### STATED PROBLEM
Scan the material that follows. Copy every line containing the word "have".

### RAW DATA
======

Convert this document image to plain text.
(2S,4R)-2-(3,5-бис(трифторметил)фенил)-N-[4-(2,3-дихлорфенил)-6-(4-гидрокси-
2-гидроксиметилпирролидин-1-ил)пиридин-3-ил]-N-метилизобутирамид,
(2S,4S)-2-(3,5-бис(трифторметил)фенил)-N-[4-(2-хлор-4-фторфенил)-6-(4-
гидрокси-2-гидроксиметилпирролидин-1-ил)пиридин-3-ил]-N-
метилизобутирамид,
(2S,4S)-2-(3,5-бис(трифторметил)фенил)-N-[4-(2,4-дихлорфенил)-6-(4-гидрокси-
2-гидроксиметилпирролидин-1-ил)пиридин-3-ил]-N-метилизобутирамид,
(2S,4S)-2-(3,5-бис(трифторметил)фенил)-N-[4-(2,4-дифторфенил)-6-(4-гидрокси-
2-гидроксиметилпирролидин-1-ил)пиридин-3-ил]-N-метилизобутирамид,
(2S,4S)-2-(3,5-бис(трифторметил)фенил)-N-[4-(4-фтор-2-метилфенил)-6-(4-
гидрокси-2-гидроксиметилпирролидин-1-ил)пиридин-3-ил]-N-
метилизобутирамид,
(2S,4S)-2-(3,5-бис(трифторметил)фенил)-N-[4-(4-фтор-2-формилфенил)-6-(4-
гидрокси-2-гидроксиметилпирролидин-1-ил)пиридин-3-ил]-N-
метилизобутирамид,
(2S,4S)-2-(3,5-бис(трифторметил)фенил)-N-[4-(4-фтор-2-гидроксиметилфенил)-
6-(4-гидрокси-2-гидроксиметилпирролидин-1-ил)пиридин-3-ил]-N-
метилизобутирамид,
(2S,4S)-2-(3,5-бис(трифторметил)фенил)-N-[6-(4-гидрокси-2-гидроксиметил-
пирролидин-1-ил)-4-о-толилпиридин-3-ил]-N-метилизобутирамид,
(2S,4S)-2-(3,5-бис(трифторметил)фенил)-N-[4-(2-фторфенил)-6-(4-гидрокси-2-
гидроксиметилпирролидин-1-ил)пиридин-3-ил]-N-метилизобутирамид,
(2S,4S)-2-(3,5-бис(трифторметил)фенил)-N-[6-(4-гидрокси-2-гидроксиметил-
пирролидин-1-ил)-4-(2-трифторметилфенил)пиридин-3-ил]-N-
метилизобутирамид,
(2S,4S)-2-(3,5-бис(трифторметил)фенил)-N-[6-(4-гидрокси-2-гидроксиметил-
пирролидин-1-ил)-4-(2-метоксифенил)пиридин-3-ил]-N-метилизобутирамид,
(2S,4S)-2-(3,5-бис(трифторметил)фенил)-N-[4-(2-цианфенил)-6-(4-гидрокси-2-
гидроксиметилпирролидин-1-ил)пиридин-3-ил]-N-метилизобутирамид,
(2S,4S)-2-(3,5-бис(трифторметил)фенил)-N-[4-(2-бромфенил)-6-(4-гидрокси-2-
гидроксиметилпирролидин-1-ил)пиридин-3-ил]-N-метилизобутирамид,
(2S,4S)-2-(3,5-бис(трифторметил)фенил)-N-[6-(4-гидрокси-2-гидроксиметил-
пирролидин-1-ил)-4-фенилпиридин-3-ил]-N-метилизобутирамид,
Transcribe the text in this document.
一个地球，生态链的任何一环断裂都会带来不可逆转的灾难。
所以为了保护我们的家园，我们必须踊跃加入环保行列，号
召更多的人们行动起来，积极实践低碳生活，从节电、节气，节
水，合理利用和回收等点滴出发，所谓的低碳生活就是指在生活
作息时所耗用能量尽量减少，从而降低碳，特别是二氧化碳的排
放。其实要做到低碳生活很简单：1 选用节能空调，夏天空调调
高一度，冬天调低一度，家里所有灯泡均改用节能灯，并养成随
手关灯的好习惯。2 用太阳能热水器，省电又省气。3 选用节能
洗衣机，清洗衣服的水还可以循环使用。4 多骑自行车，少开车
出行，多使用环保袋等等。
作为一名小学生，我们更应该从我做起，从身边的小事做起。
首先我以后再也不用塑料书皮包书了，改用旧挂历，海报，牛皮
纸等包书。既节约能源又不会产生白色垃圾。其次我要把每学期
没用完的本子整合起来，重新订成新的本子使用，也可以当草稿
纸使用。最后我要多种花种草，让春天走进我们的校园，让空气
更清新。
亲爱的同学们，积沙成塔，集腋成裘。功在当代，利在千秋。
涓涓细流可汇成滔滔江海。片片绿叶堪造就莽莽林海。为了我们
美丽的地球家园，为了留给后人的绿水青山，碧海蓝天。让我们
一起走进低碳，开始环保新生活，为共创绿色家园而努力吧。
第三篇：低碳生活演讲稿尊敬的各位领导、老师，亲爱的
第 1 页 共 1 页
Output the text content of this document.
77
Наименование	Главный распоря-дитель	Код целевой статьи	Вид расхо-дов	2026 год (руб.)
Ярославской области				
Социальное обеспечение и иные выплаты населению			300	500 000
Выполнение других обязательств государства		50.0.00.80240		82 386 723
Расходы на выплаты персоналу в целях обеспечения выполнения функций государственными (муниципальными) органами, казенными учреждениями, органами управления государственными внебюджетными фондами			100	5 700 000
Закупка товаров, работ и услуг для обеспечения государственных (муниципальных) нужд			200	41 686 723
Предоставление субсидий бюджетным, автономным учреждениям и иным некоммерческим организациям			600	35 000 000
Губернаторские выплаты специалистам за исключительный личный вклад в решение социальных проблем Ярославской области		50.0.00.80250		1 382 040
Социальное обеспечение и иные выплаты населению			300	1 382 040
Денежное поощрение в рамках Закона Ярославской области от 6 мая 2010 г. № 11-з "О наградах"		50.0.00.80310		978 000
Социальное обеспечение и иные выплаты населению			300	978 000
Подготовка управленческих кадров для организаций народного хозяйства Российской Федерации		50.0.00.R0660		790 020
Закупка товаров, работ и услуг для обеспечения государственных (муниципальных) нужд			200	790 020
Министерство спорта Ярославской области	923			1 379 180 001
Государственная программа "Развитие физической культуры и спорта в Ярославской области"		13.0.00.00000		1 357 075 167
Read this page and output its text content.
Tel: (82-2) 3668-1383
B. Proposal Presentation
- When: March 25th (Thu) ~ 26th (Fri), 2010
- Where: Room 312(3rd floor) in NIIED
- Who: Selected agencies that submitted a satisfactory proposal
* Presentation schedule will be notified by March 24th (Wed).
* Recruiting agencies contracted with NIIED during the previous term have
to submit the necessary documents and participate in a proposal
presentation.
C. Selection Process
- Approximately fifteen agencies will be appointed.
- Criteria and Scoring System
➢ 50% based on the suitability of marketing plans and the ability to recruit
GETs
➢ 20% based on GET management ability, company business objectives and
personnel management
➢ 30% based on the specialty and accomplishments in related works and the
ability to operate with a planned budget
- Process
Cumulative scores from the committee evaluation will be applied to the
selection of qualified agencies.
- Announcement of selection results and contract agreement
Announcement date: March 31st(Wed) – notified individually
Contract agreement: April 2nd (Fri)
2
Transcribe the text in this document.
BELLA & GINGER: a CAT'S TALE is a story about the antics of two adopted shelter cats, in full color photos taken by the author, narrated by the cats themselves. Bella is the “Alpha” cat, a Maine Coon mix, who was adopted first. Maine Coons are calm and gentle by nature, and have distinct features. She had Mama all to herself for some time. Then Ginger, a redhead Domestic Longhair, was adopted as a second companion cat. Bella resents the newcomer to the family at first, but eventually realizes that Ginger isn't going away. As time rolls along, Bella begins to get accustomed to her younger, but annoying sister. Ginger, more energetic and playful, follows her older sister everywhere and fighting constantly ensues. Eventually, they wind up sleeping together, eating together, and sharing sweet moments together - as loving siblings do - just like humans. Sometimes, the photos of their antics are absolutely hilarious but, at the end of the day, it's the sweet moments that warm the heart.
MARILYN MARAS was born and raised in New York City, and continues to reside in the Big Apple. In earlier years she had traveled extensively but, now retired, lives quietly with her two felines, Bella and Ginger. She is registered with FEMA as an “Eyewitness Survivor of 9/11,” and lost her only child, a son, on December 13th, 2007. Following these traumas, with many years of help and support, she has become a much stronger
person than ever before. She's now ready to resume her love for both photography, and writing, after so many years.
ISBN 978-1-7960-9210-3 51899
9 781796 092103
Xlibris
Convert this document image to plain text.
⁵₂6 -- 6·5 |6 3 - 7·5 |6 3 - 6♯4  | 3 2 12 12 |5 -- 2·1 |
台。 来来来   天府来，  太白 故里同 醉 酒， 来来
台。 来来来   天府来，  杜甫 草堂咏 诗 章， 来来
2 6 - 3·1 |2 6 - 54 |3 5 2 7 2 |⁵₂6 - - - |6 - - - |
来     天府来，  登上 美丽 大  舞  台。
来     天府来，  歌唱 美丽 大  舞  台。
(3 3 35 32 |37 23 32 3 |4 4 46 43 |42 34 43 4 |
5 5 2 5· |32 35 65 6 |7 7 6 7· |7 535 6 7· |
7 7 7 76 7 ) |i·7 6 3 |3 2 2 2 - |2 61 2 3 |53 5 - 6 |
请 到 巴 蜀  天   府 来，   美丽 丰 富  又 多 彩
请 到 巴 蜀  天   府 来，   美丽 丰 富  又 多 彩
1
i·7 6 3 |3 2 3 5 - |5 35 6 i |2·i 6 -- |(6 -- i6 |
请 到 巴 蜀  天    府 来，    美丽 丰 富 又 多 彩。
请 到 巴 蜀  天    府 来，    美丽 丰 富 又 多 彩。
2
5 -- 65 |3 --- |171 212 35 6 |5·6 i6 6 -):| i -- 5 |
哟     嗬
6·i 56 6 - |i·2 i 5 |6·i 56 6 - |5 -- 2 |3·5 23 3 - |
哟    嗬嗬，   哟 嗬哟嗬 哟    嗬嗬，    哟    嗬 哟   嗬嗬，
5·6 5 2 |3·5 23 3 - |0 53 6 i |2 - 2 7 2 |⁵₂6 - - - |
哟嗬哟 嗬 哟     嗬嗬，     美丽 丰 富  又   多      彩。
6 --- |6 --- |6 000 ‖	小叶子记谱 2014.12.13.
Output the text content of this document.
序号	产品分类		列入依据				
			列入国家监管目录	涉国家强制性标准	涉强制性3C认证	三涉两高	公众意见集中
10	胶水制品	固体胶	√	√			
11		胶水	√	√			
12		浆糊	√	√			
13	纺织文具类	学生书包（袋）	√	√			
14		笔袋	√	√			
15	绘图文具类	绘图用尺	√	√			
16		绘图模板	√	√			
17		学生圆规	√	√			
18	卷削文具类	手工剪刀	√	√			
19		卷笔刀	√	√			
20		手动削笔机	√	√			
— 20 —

======

### WRITTEN ANSWER
* Recruiting agencies contracted with NIIED during the previous term have
BELLA & GINGER: a CAT'S TALE is a story about the antics of two adopted shelter cats, in full color photos taken by the author, narrated by the cats themselves. Bella is the “Alpha” cat, a Maine Coon mix, who was adopted first. Maine Coons are calm and gentle by nature, and have distinct features. She had Mama all to herself for some time. Then Ginger, a redhead Domestic Longhair, was adopted as a second companion cat. Bella resents the newcomer to the family at first, but eventually realizes that Ginger isn't going away. As time rolls along, Bella begins to get accustomed to her younger, but annoying sister. Ginger, more energetic and playful, follows her older sister everywhere and fighting constantly ensues. Eventually, they wind up sleeping together, eating together, and sharing sweet moments together - as loving siblings do - just like humans. Sometimes, the photos of their antics are absolutely hilarious but, at the end of the day, it's the sweet moments that warm the heart.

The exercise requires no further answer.